Required work. Count every line of the material that holds the string "bottom". Respond with the total only.

Available records.
+ + + + + + +

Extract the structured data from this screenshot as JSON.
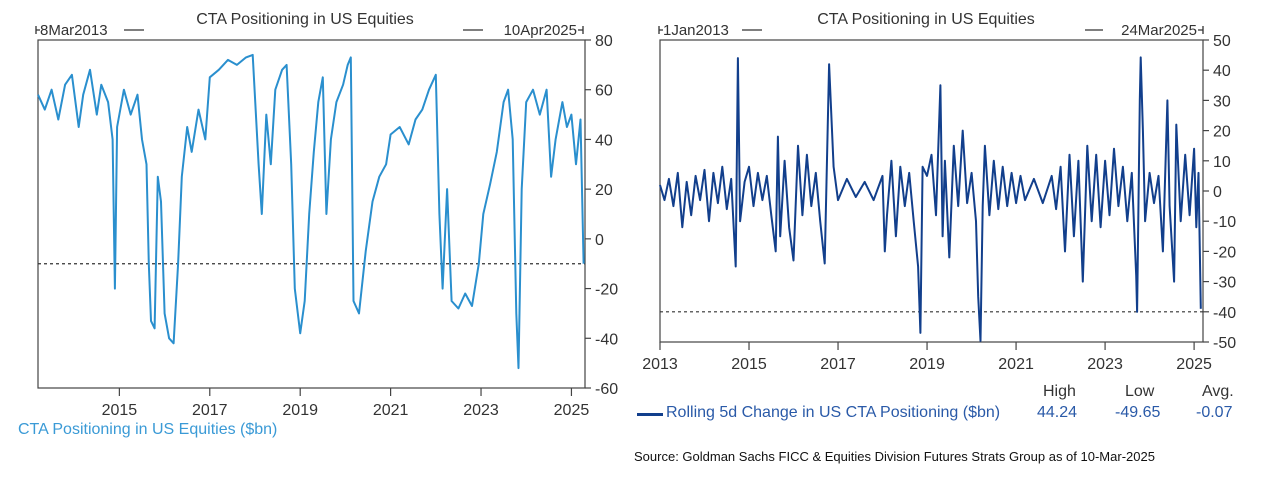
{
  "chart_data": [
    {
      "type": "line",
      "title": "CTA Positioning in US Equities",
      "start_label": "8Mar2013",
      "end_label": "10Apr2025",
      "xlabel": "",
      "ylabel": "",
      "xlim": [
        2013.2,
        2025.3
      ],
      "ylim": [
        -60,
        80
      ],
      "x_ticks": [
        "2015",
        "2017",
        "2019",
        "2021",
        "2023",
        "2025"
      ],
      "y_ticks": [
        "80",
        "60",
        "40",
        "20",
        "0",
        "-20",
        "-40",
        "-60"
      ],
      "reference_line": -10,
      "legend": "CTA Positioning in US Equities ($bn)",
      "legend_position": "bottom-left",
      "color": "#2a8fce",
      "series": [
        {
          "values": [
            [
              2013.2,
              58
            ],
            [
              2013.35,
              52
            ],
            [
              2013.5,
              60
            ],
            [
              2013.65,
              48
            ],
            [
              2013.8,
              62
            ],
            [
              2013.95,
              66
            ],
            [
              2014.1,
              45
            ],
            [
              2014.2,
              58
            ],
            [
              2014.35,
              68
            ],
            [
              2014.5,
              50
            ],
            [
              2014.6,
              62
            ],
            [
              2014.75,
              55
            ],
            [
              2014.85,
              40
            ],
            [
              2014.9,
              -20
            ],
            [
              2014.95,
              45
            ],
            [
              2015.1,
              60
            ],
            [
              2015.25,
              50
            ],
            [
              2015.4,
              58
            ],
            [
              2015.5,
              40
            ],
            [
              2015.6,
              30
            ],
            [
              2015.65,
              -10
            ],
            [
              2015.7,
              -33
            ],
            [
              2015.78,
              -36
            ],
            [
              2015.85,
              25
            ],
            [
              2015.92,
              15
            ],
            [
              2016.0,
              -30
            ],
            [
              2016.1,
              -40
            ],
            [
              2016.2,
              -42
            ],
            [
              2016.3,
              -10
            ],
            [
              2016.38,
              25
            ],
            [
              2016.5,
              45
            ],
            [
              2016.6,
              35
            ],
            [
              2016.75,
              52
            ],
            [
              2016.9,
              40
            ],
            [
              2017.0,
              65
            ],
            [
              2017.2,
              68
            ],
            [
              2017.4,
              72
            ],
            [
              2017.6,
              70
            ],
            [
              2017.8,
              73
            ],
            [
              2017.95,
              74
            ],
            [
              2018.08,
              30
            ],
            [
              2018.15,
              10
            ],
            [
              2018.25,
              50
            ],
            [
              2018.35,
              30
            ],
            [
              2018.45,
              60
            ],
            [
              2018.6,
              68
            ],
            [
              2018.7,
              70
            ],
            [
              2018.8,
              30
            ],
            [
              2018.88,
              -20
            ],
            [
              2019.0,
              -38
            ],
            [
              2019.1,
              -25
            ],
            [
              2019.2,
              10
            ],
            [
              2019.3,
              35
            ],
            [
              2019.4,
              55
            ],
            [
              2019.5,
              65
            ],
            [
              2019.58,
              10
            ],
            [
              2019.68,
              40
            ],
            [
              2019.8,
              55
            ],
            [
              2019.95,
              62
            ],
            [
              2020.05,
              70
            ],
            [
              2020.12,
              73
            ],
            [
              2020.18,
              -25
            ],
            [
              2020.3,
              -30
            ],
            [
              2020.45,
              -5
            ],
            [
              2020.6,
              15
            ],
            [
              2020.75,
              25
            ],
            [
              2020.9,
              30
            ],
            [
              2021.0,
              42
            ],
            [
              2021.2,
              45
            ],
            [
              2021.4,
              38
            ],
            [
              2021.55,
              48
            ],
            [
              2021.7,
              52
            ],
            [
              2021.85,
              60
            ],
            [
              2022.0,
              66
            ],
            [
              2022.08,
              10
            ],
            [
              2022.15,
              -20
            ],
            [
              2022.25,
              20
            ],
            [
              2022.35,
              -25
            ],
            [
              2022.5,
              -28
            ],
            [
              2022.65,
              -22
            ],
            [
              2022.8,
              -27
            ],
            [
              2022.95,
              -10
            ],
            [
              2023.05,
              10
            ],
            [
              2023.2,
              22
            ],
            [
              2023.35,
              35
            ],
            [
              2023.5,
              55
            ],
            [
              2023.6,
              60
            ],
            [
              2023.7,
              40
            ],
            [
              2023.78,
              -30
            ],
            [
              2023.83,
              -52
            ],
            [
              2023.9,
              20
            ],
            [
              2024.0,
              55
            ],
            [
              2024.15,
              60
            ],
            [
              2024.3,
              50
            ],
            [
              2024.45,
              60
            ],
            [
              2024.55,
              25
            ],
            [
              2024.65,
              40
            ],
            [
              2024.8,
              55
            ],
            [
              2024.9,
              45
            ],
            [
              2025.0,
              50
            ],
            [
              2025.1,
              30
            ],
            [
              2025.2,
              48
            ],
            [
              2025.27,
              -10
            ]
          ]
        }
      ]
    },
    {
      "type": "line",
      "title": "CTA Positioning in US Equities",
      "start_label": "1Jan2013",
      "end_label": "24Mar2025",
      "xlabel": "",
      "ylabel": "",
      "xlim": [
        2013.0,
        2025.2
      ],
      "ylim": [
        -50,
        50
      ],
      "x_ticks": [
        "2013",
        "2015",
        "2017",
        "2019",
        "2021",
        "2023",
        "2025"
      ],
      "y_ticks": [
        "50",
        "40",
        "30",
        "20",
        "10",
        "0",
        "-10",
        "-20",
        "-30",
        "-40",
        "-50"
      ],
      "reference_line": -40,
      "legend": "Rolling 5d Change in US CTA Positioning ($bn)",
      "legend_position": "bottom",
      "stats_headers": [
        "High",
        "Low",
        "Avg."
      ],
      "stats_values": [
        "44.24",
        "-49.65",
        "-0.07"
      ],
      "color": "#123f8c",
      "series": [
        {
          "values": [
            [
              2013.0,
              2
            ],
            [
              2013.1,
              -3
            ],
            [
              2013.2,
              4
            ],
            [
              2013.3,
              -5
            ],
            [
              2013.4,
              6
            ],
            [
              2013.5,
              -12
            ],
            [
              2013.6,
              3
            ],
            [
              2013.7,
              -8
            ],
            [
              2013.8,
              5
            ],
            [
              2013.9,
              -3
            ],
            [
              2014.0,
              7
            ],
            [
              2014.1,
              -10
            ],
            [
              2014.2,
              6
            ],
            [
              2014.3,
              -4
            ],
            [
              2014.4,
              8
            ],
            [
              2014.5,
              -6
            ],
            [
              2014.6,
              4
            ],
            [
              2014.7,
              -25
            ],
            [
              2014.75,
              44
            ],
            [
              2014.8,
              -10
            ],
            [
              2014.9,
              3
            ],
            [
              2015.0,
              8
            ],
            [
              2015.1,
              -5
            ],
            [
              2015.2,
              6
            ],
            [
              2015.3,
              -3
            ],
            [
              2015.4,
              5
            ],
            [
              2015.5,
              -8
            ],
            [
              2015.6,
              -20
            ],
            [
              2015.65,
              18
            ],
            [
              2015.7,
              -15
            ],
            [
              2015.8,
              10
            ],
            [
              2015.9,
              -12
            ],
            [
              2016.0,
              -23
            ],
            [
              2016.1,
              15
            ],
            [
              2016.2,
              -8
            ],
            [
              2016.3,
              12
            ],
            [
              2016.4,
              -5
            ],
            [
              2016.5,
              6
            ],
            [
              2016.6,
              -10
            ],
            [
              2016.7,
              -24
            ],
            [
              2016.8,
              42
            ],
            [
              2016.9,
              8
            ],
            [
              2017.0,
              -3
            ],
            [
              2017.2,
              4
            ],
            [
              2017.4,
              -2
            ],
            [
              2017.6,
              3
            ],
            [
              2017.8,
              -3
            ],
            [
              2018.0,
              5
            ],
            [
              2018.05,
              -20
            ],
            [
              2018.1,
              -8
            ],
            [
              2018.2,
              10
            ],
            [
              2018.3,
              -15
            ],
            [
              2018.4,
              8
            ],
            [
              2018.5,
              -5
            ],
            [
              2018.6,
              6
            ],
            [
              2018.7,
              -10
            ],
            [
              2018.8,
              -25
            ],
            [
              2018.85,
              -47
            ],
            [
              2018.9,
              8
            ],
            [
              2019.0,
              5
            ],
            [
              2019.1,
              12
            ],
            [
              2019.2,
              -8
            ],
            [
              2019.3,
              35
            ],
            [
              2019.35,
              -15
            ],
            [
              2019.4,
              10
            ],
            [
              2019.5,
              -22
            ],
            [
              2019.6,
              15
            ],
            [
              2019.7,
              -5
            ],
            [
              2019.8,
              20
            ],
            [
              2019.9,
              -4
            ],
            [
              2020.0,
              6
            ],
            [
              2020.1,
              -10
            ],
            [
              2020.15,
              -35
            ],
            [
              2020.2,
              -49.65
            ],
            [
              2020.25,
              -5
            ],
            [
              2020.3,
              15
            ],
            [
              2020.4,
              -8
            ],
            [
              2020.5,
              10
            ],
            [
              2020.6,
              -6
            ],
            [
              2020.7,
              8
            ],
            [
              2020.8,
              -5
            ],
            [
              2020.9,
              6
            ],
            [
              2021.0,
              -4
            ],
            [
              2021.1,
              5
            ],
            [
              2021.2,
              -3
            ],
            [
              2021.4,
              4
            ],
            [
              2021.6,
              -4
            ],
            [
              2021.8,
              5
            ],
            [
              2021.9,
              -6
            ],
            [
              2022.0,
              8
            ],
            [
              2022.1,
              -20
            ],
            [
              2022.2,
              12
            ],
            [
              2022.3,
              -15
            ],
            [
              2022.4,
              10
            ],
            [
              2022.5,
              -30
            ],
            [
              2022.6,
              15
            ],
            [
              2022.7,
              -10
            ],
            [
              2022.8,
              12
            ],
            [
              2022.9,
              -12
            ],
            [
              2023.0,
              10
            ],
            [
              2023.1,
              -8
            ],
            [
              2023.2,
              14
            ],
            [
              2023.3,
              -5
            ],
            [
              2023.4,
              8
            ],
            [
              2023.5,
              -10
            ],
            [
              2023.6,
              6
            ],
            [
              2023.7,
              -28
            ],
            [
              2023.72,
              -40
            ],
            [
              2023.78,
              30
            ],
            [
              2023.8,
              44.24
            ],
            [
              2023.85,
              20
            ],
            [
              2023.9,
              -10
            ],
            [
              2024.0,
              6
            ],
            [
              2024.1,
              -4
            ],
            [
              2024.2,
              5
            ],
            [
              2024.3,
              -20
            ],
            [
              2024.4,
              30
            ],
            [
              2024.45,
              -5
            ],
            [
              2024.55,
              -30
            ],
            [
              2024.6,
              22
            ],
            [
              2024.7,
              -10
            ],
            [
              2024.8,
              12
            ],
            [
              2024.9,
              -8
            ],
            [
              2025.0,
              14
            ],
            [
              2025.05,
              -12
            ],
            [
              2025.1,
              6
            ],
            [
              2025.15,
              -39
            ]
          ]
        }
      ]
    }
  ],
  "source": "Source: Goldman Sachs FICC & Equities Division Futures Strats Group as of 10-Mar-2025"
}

+ + + + + + +

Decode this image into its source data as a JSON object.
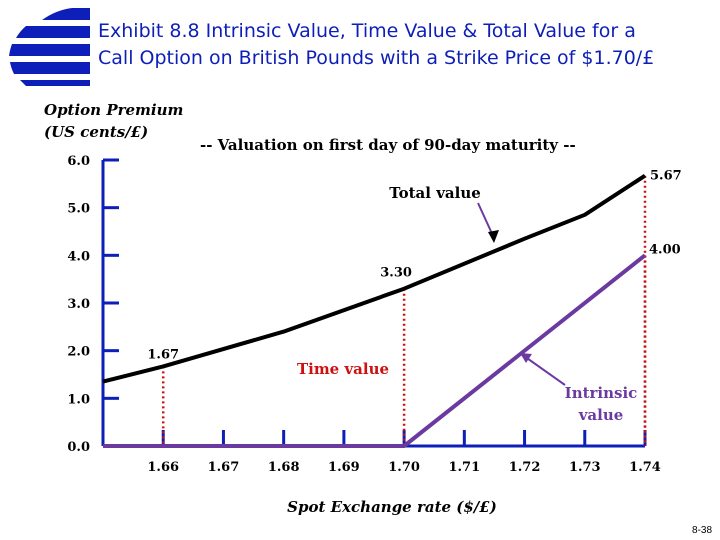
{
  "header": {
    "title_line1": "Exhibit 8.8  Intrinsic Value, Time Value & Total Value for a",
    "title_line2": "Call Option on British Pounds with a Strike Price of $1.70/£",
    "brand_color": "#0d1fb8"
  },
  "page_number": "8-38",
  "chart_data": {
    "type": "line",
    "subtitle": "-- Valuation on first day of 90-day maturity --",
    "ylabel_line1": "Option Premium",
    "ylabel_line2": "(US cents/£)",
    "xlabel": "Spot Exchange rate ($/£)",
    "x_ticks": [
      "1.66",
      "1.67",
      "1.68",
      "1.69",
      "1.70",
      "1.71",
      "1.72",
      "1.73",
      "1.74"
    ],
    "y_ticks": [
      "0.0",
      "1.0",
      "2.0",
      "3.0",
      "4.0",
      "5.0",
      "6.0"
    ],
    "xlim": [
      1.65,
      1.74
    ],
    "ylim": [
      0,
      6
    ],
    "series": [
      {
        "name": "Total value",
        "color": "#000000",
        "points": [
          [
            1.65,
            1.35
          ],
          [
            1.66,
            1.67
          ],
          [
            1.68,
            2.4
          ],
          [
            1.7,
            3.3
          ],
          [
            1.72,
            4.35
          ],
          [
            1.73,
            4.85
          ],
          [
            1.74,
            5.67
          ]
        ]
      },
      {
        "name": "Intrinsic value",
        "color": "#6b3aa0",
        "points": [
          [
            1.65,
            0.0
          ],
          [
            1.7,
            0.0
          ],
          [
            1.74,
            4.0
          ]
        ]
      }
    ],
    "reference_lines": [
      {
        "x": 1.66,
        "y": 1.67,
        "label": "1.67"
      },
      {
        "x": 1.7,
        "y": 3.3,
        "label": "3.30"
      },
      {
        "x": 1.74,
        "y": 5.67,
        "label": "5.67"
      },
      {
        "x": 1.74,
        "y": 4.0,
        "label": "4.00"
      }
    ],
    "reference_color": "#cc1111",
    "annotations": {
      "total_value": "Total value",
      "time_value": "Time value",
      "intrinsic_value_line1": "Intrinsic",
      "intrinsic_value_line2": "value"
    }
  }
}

+ + + + + + +

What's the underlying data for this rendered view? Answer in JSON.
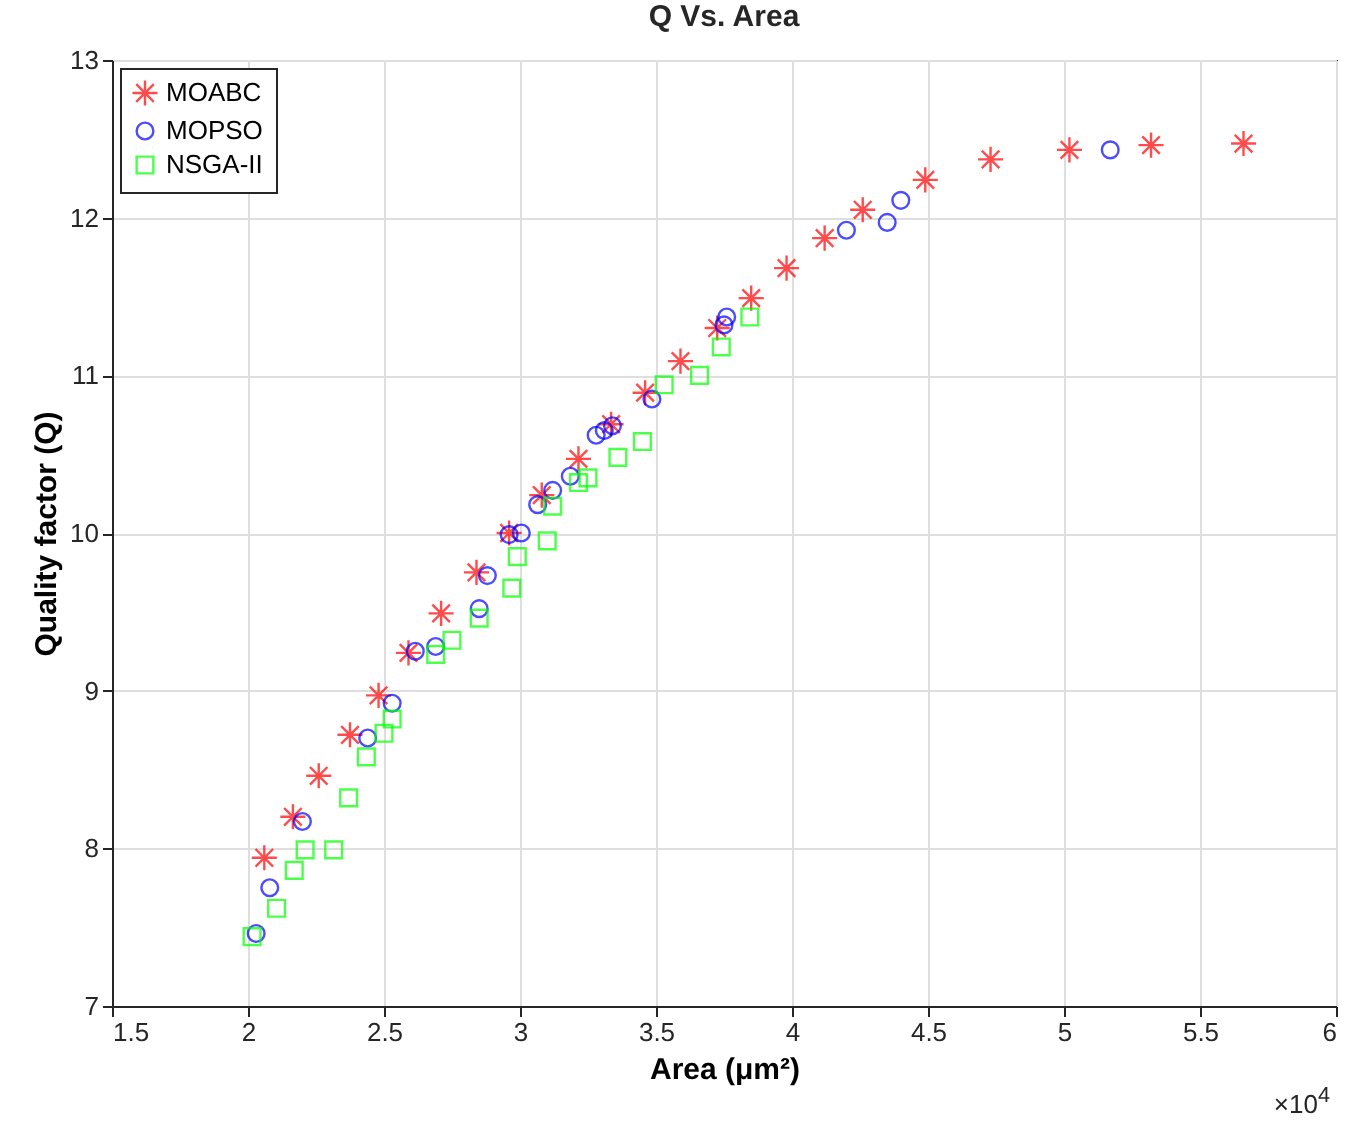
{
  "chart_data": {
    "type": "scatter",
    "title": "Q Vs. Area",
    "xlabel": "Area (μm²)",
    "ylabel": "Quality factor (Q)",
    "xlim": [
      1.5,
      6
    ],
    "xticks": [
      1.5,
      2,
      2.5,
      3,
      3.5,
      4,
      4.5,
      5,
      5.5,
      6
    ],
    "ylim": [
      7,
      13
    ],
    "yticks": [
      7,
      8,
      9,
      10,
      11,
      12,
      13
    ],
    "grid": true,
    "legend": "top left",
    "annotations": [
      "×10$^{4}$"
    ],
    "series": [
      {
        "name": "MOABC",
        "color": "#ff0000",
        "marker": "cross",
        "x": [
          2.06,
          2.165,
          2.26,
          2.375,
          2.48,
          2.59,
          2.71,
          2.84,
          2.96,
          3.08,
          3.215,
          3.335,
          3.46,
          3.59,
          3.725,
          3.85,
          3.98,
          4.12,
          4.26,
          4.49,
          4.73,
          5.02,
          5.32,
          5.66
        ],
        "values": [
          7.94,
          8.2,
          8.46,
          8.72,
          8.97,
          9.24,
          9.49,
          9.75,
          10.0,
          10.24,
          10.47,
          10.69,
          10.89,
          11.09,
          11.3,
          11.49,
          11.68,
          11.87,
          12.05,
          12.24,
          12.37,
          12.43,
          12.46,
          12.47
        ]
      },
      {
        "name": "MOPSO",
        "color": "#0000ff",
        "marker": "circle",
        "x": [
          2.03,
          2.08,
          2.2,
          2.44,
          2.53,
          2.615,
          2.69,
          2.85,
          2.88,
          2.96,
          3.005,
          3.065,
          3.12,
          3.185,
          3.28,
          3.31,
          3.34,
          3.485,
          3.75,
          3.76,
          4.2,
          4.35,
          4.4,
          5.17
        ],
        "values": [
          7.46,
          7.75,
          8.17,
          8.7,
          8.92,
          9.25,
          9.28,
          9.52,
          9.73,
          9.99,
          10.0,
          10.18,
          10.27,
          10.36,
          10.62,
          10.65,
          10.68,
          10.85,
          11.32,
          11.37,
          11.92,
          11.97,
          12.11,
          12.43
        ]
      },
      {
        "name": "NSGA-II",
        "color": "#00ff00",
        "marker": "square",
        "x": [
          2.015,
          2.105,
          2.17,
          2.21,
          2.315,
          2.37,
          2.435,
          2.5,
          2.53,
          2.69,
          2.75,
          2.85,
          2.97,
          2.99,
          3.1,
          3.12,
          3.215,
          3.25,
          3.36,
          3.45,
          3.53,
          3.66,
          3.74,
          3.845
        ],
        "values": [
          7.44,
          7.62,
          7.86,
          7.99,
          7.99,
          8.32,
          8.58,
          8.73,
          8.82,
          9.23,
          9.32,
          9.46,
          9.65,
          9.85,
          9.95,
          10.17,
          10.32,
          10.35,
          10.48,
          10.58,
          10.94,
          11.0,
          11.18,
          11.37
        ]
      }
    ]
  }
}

+ + + + + + +

Final answer. 2